QUESTIONS ON THE MATERIAL –
**1)** List every product category named in the Torrent Pharmaceuticals text below.
**2)** In the Torrent Pharmaceuticals text below, turn the paragraph beginning "Torrent Pharmaceuticals Ltd, d/b/a Torrent Pharma" into a short bulleted list that keeps its main facts.

DOCUMENT EXTRACT –
Torrent Pharmaceuticals Limited
- Formerly: Trinity Laboratories (1959–1971)
- Type: Public
- Traded as: BSE: 500420; NSE: TORNTPHARM;
- ISIN: INE685A01028
- Industry: Pharmaceuticals
- Founded: 1959; 67 years ago
- Founder: U. N. Mehta
- Headquarters: Ahmedabad, Gujarat, India
- Area served: Worldwide
- Key people: Sudhir Mehta (Chairman Emeritus) Samir Mehta (Chairman) Aman Mehta (Managing director)
- Products: Pharmaceuticals; Generic drugs; Over-the-counter drugs; Vaccines; Diagnostics; Contact lenses; Animal health;
- Revenue: ₹11,516 crore (US$1.2 billion) (2025)
- Operating income: ₹3,721 crore (US$390 million) (2025)
- Net income: ₹1,911 crore (US$200 million) (2025)
- Total assets: ₹14,990 crore (US$1.6 billion) (2025)
- Total equity: ₹7,591 crore (US$790 million) (2025)
- Number of employees: 12,881 (2020)
- Parent: Torrent Group
- Website: www.torrentpharma.com

= Torrent Pharmaceuticals =

Indian multinational pharmaceutical company

Torrent Pharmaceuticals Ltd, d/b/a Torrent Pharma, is an Indian multinational pharmaceutical company, part of the Torrent Group and headquartered in Ahmedabad. It was promoted by U. N. Mehta, initially as Trinity Laboratories Ltd, and was later renamed Torrent Pharmaceuticals Ltd.

Records from a dataset:
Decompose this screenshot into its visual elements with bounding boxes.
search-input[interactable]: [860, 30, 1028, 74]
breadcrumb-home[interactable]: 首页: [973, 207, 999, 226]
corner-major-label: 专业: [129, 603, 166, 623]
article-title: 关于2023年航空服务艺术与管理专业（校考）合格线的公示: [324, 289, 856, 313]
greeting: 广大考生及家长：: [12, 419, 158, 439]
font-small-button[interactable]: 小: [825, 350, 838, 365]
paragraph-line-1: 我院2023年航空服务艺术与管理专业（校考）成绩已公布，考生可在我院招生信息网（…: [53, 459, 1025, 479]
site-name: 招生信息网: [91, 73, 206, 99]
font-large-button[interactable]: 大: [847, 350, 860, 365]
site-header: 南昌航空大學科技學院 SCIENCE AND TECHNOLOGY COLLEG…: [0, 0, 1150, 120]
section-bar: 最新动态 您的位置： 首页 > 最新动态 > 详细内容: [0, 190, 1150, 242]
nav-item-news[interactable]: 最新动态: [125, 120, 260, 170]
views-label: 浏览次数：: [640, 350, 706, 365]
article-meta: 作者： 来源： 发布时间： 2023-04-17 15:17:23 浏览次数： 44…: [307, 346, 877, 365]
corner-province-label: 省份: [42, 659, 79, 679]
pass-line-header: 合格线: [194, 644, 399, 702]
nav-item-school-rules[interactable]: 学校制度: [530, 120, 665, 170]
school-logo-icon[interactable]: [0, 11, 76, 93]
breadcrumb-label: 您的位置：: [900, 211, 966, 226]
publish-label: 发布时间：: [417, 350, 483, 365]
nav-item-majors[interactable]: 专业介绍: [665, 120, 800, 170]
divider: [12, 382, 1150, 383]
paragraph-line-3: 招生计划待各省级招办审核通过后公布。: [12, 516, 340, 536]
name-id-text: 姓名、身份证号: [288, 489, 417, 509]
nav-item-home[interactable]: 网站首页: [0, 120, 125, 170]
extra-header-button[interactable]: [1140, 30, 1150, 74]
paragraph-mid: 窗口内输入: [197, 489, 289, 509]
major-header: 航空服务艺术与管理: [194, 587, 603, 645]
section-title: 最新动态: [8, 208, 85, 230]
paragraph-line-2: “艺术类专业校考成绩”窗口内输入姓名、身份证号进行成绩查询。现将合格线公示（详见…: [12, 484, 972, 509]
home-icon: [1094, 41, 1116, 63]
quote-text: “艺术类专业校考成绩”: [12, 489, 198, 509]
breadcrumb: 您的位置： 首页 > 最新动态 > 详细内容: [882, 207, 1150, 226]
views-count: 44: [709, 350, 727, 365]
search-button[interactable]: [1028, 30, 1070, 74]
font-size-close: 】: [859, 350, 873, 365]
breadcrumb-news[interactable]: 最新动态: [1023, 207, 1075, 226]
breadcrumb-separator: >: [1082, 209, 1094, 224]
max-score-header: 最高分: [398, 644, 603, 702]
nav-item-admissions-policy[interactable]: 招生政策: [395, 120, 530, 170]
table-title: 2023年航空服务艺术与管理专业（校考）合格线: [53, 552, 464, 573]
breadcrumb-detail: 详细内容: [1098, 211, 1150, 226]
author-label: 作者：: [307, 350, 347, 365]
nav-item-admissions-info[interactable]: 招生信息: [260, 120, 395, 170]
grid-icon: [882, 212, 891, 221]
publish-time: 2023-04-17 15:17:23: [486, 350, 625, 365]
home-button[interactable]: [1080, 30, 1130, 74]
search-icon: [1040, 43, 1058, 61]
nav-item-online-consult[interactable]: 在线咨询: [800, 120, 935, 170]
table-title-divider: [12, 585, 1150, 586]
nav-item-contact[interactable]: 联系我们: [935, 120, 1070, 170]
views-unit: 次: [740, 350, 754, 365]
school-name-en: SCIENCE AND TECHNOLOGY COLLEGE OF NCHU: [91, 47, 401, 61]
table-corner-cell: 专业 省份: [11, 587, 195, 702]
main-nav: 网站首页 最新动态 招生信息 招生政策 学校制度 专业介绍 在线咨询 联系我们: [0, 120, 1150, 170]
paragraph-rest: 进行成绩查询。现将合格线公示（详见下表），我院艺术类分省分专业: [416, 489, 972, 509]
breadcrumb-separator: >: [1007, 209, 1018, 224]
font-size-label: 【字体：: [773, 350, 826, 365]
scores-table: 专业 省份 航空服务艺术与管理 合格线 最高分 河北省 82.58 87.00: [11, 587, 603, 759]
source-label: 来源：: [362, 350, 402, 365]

ANSWERS GIVEN –
**1)**
- Pharmaceuticals
- Generic drugs
- Over-the-counter drugs
- Vaccines
- Diagnostics
- Contact lenses
- Animal health

**2)**
- Does business as Torrent Pharma
- Indian multinational pharmaceutical company
- Part of the Torrent Group
- Headquartered in Ahmedabad
- Promoted by U. N. Mehta
- Originally Trinity Laboratories Ltd, later renamed Torrent Pharmaceuticals Ltd